** START SUPPLIED MATERIAL **

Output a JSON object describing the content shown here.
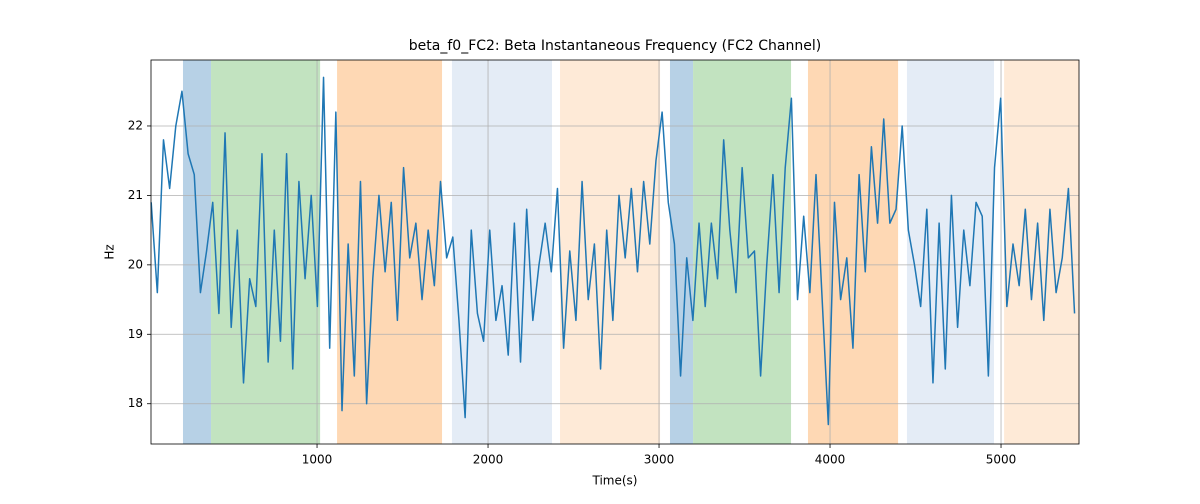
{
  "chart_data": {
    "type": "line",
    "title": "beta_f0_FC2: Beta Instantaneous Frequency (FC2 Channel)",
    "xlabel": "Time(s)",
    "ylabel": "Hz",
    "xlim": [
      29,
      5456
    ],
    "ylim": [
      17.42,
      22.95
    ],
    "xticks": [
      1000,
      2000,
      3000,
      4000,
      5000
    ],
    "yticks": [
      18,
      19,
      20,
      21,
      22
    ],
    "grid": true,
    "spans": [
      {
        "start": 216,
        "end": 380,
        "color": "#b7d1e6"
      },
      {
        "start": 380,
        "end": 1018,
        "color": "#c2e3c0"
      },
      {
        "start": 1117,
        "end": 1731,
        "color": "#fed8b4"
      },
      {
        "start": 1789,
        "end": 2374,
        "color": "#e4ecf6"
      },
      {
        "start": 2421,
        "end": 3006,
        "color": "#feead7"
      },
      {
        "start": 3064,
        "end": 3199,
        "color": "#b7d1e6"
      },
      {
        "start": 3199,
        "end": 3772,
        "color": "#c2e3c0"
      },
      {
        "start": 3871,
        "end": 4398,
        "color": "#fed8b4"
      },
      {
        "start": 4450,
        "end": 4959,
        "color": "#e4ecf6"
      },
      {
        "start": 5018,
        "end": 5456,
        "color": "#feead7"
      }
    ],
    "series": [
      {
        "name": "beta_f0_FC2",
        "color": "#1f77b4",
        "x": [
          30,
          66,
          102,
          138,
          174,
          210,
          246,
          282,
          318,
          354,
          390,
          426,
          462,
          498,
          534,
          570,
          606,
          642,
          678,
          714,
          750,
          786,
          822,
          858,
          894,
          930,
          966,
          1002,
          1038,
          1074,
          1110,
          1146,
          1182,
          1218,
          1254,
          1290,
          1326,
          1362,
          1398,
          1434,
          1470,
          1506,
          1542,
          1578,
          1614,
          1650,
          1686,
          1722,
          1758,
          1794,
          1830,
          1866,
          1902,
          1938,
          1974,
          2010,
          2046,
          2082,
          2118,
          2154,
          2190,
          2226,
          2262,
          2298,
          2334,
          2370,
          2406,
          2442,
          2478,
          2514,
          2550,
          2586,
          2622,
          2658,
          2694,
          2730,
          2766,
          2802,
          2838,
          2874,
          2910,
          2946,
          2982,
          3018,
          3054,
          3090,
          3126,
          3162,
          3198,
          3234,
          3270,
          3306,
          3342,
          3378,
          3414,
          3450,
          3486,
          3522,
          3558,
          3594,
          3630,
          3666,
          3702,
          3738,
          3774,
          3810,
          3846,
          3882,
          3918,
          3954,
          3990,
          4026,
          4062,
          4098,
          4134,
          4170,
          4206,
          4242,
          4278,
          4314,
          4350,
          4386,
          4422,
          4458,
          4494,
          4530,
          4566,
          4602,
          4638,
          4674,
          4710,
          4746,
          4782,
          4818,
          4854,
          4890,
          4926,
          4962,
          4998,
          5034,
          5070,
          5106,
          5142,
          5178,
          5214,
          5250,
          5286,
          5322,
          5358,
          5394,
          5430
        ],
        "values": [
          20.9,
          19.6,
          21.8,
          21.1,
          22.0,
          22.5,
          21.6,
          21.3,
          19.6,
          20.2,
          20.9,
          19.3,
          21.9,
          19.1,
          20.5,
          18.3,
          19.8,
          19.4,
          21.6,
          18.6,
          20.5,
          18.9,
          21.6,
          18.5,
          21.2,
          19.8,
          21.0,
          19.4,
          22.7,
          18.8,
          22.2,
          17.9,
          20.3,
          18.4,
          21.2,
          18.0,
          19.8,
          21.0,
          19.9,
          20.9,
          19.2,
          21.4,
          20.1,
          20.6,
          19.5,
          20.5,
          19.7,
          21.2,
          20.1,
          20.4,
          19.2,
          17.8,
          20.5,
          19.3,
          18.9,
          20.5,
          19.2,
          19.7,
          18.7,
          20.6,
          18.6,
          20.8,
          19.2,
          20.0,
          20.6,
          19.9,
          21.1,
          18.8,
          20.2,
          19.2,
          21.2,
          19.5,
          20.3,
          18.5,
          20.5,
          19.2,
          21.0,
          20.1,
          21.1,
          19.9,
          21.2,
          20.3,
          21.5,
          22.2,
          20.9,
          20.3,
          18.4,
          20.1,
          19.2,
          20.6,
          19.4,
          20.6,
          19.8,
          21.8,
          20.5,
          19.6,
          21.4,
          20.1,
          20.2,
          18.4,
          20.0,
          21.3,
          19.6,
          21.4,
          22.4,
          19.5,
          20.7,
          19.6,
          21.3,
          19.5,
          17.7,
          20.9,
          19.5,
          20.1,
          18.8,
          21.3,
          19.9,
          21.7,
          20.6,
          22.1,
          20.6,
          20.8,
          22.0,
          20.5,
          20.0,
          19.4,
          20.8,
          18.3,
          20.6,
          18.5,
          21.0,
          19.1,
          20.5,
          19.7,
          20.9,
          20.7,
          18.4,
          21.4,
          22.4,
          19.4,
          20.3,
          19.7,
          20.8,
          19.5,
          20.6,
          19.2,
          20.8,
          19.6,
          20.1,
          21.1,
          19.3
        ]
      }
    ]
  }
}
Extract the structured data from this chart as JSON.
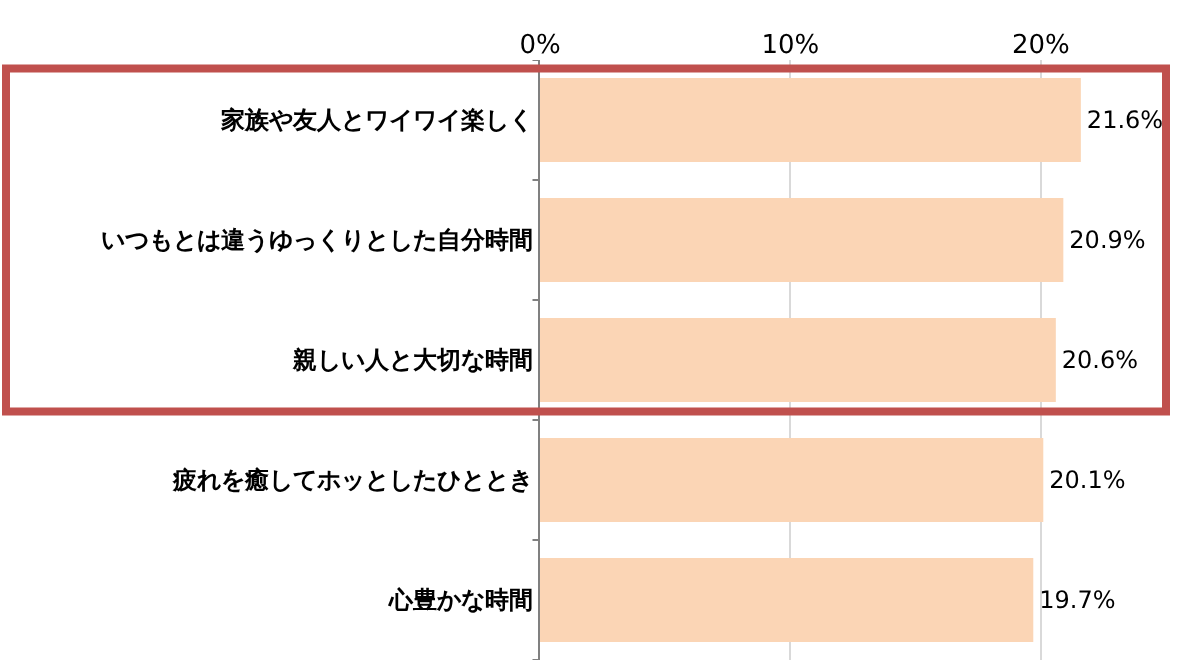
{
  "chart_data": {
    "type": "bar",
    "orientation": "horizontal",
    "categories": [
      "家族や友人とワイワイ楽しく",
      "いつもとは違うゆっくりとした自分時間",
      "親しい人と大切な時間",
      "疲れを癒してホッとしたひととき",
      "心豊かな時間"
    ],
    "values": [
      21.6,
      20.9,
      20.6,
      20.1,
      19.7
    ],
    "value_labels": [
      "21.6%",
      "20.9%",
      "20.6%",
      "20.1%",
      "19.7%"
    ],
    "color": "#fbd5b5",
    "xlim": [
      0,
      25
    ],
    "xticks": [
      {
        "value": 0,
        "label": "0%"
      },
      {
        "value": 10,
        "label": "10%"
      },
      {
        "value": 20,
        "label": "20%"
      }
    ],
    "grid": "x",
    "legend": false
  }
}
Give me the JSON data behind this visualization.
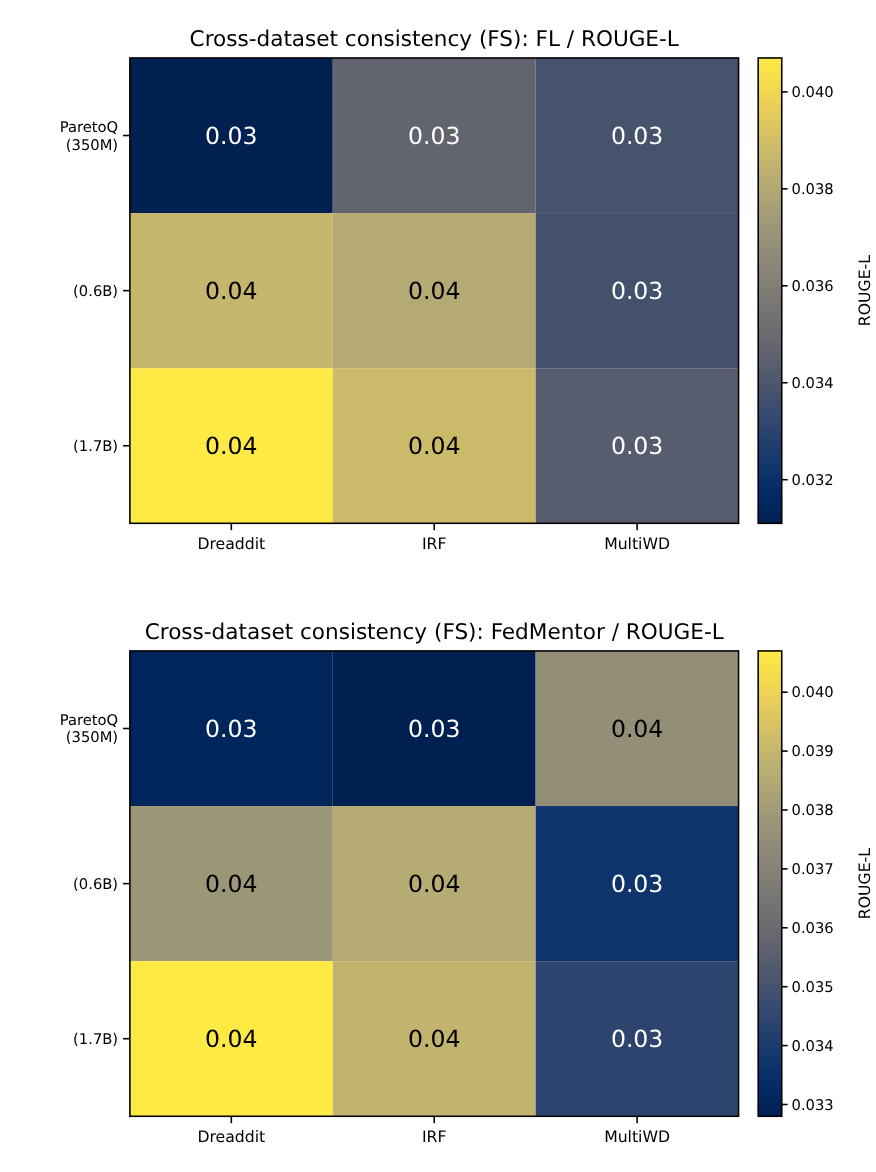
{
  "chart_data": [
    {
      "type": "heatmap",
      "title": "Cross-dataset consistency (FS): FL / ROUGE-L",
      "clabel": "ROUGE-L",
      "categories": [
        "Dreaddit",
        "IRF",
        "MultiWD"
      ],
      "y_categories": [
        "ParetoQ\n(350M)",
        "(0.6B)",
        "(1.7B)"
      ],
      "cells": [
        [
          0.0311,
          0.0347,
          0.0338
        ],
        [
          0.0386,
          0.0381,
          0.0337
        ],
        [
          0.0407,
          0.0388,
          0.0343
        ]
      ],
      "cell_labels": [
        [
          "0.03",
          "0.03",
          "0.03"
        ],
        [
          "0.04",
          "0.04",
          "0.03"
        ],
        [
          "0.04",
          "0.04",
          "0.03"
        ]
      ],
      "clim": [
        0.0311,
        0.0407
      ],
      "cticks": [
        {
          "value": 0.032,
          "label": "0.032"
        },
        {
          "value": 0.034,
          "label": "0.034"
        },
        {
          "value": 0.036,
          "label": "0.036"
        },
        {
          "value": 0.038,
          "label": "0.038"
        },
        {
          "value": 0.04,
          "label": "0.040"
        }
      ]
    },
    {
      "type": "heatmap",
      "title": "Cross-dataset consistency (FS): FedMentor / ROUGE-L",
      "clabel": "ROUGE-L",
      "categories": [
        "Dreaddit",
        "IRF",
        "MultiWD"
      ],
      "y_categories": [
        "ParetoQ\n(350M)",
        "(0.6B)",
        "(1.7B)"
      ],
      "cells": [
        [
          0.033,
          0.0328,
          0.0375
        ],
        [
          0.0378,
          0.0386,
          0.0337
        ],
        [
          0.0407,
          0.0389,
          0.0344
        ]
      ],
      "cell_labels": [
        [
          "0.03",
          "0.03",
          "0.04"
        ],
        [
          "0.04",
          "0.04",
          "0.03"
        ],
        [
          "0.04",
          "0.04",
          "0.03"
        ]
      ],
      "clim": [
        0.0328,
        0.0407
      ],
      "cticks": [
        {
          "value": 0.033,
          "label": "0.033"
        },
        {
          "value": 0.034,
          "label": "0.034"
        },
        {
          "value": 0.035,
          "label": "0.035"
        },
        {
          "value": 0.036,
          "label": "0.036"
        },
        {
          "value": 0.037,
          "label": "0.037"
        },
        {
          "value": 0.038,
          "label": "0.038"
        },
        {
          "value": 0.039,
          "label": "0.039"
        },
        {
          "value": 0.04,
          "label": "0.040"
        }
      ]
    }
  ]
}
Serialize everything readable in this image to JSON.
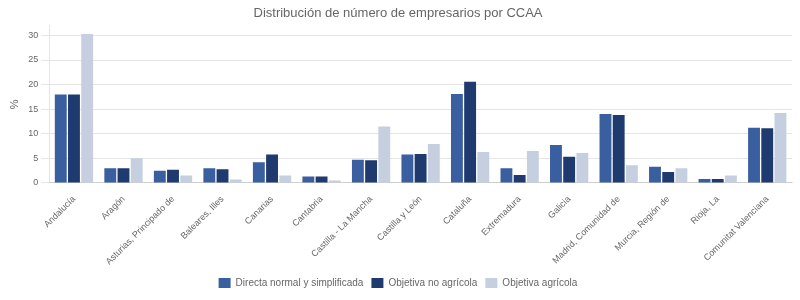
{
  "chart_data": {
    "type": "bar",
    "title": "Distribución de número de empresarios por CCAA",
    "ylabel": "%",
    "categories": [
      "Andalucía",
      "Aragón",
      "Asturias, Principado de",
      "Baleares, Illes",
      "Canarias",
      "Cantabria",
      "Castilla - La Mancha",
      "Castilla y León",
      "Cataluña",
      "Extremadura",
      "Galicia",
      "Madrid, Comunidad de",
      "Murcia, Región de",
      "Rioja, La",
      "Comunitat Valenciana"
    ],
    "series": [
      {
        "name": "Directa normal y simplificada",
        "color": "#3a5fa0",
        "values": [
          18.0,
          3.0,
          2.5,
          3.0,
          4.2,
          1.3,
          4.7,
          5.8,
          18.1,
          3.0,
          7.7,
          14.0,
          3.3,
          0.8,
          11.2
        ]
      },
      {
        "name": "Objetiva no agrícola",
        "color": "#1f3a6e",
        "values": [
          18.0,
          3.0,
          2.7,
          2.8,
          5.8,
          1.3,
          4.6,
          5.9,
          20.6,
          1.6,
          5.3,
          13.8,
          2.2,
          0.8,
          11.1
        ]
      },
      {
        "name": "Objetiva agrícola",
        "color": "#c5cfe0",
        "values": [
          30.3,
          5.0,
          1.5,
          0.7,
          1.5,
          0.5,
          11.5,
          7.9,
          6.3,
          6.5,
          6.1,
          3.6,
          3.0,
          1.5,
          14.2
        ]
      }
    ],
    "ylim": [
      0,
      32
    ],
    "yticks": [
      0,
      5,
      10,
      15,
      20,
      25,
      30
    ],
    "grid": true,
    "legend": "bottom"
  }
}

** END SUPPLIED MATERIAL **

WRITTEN TASK: Of all the lines in the listing above, how many contain the word "consistency"? Answer with the number alone.

EXPECTED OUTPUT: 2